[Data records]
____________________

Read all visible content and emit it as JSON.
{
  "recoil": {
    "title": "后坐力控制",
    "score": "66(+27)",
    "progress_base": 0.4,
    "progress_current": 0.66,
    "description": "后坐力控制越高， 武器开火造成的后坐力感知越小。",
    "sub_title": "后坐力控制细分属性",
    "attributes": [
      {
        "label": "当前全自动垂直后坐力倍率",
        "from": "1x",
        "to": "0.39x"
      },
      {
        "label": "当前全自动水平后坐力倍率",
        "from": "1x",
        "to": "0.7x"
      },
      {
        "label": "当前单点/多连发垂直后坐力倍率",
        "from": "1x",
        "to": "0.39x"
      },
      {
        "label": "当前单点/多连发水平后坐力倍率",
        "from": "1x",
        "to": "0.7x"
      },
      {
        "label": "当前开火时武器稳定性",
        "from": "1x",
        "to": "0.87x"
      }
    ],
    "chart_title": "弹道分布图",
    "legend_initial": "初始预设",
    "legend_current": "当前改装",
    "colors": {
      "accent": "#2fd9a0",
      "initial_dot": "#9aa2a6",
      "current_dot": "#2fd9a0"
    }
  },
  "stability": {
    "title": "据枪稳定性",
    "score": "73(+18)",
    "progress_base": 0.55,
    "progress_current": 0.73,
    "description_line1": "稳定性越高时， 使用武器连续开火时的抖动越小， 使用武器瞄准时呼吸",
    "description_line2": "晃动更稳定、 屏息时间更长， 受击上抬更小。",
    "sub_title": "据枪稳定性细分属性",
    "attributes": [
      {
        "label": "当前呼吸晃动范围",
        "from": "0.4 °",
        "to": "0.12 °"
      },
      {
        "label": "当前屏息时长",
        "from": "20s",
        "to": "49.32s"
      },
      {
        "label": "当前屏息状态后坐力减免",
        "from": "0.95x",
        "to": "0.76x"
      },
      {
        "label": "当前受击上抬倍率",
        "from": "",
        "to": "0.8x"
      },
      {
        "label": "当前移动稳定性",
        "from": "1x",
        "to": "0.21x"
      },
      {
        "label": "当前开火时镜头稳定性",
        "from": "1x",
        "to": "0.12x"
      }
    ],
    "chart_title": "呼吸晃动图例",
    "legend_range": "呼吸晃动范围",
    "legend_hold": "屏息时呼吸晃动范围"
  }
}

____________________

(GOAL): Write out all of the records above exactly as they appear.

(FINISHED EXERCISE):
Read all visible content and emit it as JSON.
{
  "recoil": {
    "title": "后坐力控制",
    "score": "66(+27)",
    "progress_base": 0.4,
    "progress_current": 0.66,
    "description": "后坐力控制越高， 武器开火造成的后坐力感知越小。",
    "sub_title": "后坐力控制细分属性",
    "attributes": [
      {
        "label": "当前全自动垂直后坐力倍率",
        "from": "1x",
        "to": "0.39x"
      },
      {
        "label": "当前全自动水平后坐力倍率",
        "from": "1x",
        "to": "0.7x"
      },
      {
        "label": "当前单点/多连发垂直后坐力倍率",
        "from": "1x",
        "to": "0.39x"
      },
      {
        "label": "当前单点/多连发水平后坐力倍率",
        "from": "1x",
        "to": "0.7x"
      },
      {
        "label": "当前开火时武器稳定性",
        "from": "1x",
        "to": "0.87x"
      }
    ],
    "chart_title": "弹道分布图",
    "legend_initial": "初始预设",
    "legend_current": "当前改装",
    "colors": {
      "accent": "#2fd9a0",
      "initial_dot": "#9aa2a6",
      "current_dot": "#2fd9a0"
    }
  },
  "stability": {
    "title": "据枪稳定性",
    "score": "73(+18)",
    "progress_base": 0.55,
    "progress_current": 0.73,
    "description_line1": "稳定性越高时， 使用武器连续开火时的抖动越小， 使用武器瞄准时呼吸",
    "description_line2": "晃动更稳定、 屏息时间更长， 受击上抬更小。",
    "sub_title": "据枪稳定性细分属性",
    "attributes": [
      {
        "label": "当前呼吸晃动范围",
        "from": "0.4 °",
        "to": "0.12 °"
      },
      {
        "label": "当前屏息时长",
        "from": "20s",
        "to": "49.32s"
      },
      {
        "label": "当前屏息状态后坐力减免",
        "from": "0.95x",
        "to": "0.76x"
      },
      {
        "label": "当前受击上抬倍率",
        "from": "",
        "to": "0.8x"
      },
      {
        "label": "当前移动稳定性",
        "from": "1x",
        "to": "0.21x"
      },
      {
        "label": "当前开火时镜头稳定性",
        "from": "1x",
        "to": "0.12x"
      }
    ],
    "chart_title": "呼吸晃动图例",
    "legend_range": "呼吸晃动范围",
    "legend_hold": "屏息时呼吸晃动范围"
  }
}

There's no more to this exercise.